• Goal:
Could you transcribe every record below exactly as written, leaving out any pictures?

• Saved data entries:
◇ ◇ ◇

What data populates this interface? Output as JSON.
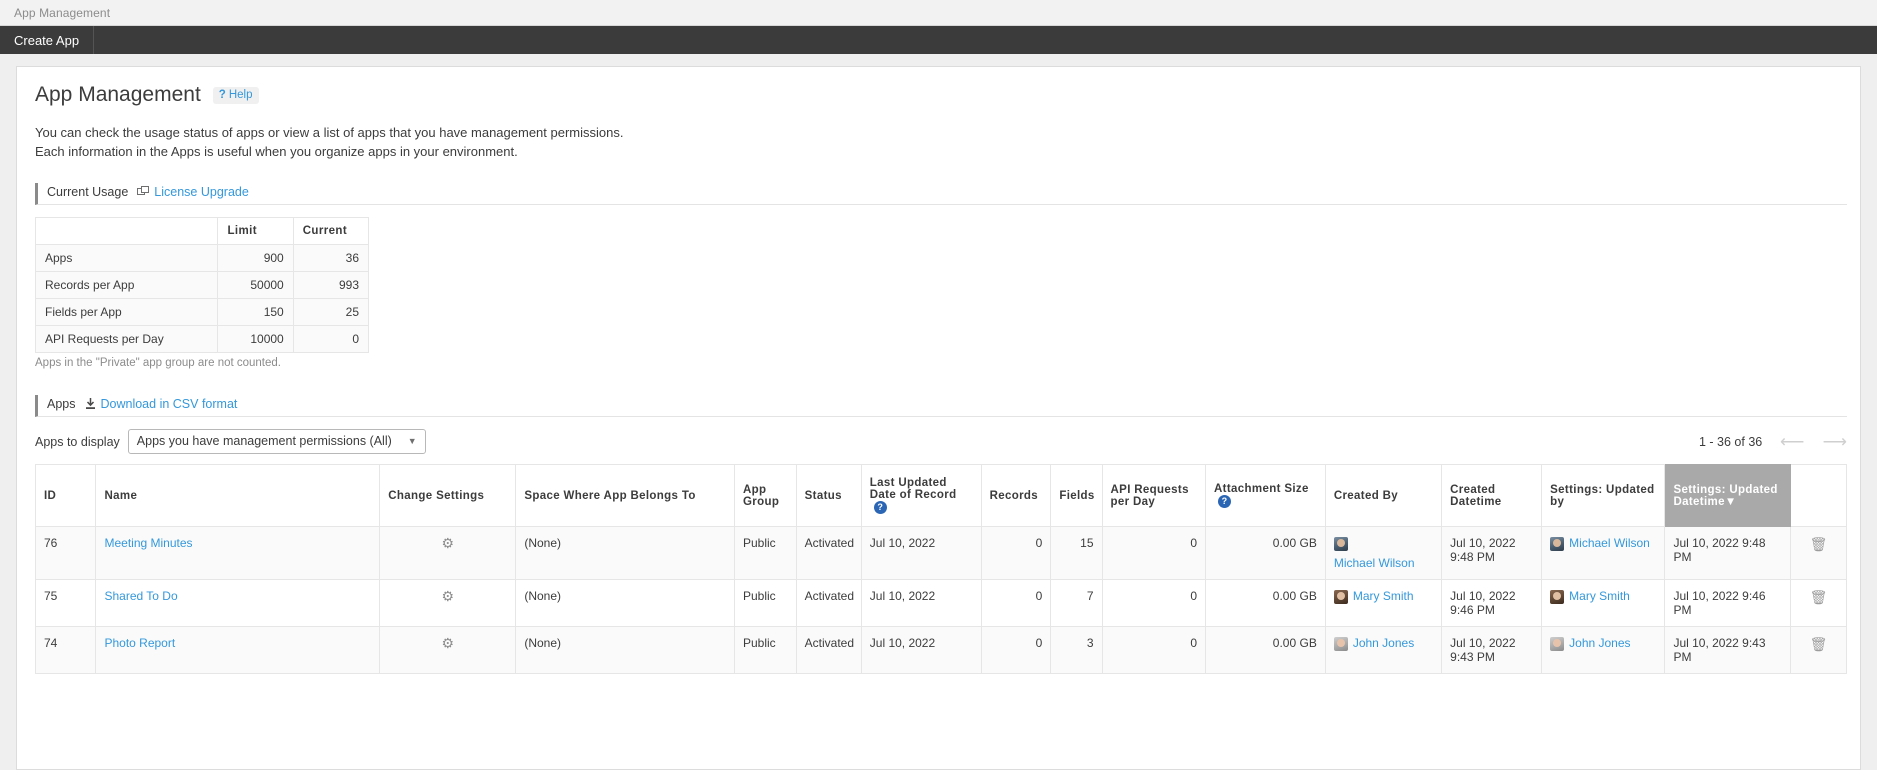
{
  "topbar": {
    "title": "App Management"
  },
  "nav": {
    "items": [
      {
        "label": "Create App"
      }
    ]
  },
  "header": {
    "title": "App Management",
    "help_label": "Help",
    "help_icon": "question-mark-icon",
    "description_line1": "You can check the usage status of apps or view a list of apps that you have management permissions.",
    "description_line2": "Each information in the Apps is useful when you organize apps in your environment."
  },
  "current_usage": {
    "section_label": "Current Usage",
    "license_link": "License Upgrade",
    "license_icon": "external-window-icon",
    "columns": [
      "",
      "Limit",
      "Current"
    ],
    "rows": [
      {
        "label": "Apps",
        "limit": "900",
        "current": "36"
      },
      {
        "label": "Records per App",
        "limit": "50000",
        "current": "993"
      },
      {
        "label": "Fields per App",
        "limit": "150",
        "current": "25"
      },
      {
        "label": "API Requests per Day",
        "limit": "10000",
        "current": "0"
      }
    ],
    "note": "Apps in the \"Private\" app group are not counted."
  },
  "apps_section": {
    "section_label": "Apps",
    "csv_link": "Download in CSV format",
    "csv_icon": "download-icon",
    "display_label": "Apps to display",
    "display_value": "Apps you have management permissions (All)",
    "display_options": [
      "Apps you have management permissions (All)"
    ],
    "pager_text": "1 - 36 of 36",
    "prev_icon": "arrow-left-icon",
    "next_icon": "arrow-right-icon",
    "columns": [
      "ID",
      "Name",
      "Change Settings",
      "Space Where App Belongs To",
      "App Group",
      "Status",
      "Last Updated Date of Record",
      "Records",
      "Fields",
      "API Requests per Day",
      "Attachment Size",
      "Created By",
      "Created Datetime",
      "Settings: Updated by",
      "Settings: Updated Datetime",
      ""
    ],
    "sorted_column": "Settings: Updated Datetime",
    "sort_indicator": "▼",
    "rows": [
      {
        "id": "76",
        "name": "Meeting Minutes",
        "change_settings_icon": "gear-icon",
        "space": "(None)",
        "app_group": "Public",
        "status": "Activated",
        "last_updated_record": "Jul 10, 2022",
        "records": "0",
        "fields": "15",
        "api_requests": "0",
        "attachment_size": "0.00 GB",
        "created_by": "Michael Wilson",
        "created_datetime": "Jul 10, 2022 9:48 PM",
        "updated_by": "Michael Wilson",
        "updated_datetime": "Jul 10, 2022 9:48 PM",
        "delete_icon": "trash-icon"
      },
      {
        "id": "75",
        "name": "Shared To Do",
        "change_settings_icon": "gear-icon",
        "space": "(None)",
        "app_group": "Public",
        "status": "Activated",
        "last_updated_record": "Jul 10, 2022",
        "records": "0",
        "fields": "7",
        "api_requests": "0",
        "attachment_size": "0.00 GB",
        "created_by": "Mary Smith",
        "created_datetime": "Jul 10, 2022 9:46 PM",
        "updated_by": "Mary Smith",
        "updated_datetime": "Jul 10, 2022 9:46 PM",
        "delete_icon": "trash-icon"
      },
      {
        "id": "74",
        "name": "Photo Report",
        "change_settings_icon": "gear-icon",
        "space": "(None)",
        "app_group": "Public",
        "status": "Activated",
        "last_updated_record": "Jul 10, 2022",
        "records": "0",
        "fields": "3",
        "api_requests": "0",
        "attachment_size": "0.00 GB",
        "created_by": "John Jones",
        "created_datetime": "Jul 10, 2022 9:43 PM",
        "updated_by": "John Jones",
        "updated_datetime": "Jul 10, 2022 9:43 PM",
        "delete_icon": "trash-icon"
      }
    ]
  },
  "colors": {
    "link": "#3498db",
    "navbar": "#3b3b3b",
    "sorted_header": "#a9a9a9",
    "help_badge": "#2b66b5"
  }
}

◇ ◇ ◇

• Expected answer:
What data populates this interface? Output as JSON.
{
  "topbar": {
    "title": "App Management"
  },
  "nav": {
    "items": [
      {
        "label": "Create App"
      }
    ]
  },
  "header": {
    "title": "App Management",
    "help_label": "Help",
    "help_icon": "question-mark-icon",
    "description_line1": "You can check the usage status of apps or view a list of apps that you have management permissions.",
    "description_line2": "Each information in the Apps is useful when you organize apps in your environment."
  },
  "current_usage": {
    "section_label": "Current Usage",
    "license_link": "License Upgrade",
    "license_icon": "external-window-icon",
    "columns": [
      "",
      "Limit",
      "Current"
    ],
    "rows": [
      {
        "label": "Apps",
        "limit": "900",
        "current": "36"
      },
      {
        "label": "Records per App",
        "limit": "50000",
        "current": "993"
      },
      {
        "label": "Fields per App",
        "limit": "150",
        "current": "25"
      },
      {
        "label": "API Requests per Day",
        "limit": "10000",
        "current": "0"
      }
    ],
    "note": "Apps in the \"Private\" app group are not counted."
  },
  "apps_section": {
    "section_label": "Apps",
    "csv_link": "Download in CSV format",
    "csv_icon": "download-icon",
    "display_label": "Apps to display",
    "display_value": "Apps you have management permissions (All)",
    "display_options": [
      "Apps you have management permissions (All)"
    ],
    "pager_text": "1 - 36 of 36",
    "prev_icon": "arrow-left-icon",
    "next_icon": "arrow-right-icon",
    "columns": [
      "ID",
      "Name",
      "Change Settings",
      "Space Where App Belongs To",
      "App Group",
      "Status",
      "Last Updated Date of Record",
      "Records",
      "Fields",
      "API Requests per Day",
      "Attachment Size",
      "Created By",
      "Created Datetime",
      "Settings: Updated by",
      "Settings: Updated Datetime",
      ""
    ],
    "sorted_column": "Settings: Updated Datetime",
    "sort_indicator": "▼",
    "rows": [
      {
        "id": "76",
        "name": "Meeting Minutes",
        "change_settings_icon": "gear-icon",
        "space": "(None)",
        "app_group": "Public",
        "status": "Activated",
        "last_updated_record": "Jul 10, 2022",
        "records": "0",
        "fields": "15",
        "api_requests": "0",
        "attachment_size": "0.00 GB",
        "created_by": "Michael Wilson",
        "created_datetime": "Jul 10, 2022 9:48 PM",
        "updated_by": "Michael Wilson",
        "updated_datetime": "Jul 10, 2022 9:48 PM",
        "delete_icon": "trash-icon"
      },
      {
        "id": "75",
        "name": "Shared To Do",
        "change_settings_icon": "gear-icon",
        "space": "(None)",
        "app_group": "Public",
        "status": "Activated",
        "last_updated_record": "Jul 10, 2022",
        "records": "0",
        "fields": "7",
        "api_requests": "0",
        "attachment_size": "0.00 GB",
        "created_by": "Mary Smith",
        "created_datetime": "Jul 10, 2022 9:46 PM",
        "updated_by": "Mary Smith",
        "updated_datetime": "Jul 10, 2022 9:46 PM",
        "delete_icon": "trash-icon"
      },
      {
        "id": "74",
        "name": "Photo Report",
        "change_settings_icon": "gear-icon",
        "space": "(None)",
        "app_group": "Public",
        "status": "Activated",
        "last_updated_record": "Jul 10, 2022",
        "records": "0",
        "fields": "3",
        "api_requests": "0",
        "attachment_size": "0.00 GB",
        "created_by": "John Jones",
        "created_datetime": "Jul 10, 2022 9:43 PM",
        "updated_by": "John Jones",
        "updated_datetime": "Jul 10, 2022 9:43 PM",
        "delete_icon": "trash-icon"
      }
    ]
  },
  "colors": {
    "link": "#3498db",
    "navbar": "#3b3b3b",
    "sorted_header": "#a9a9a9",
    "help_badge": "#2b66b5"
  }
}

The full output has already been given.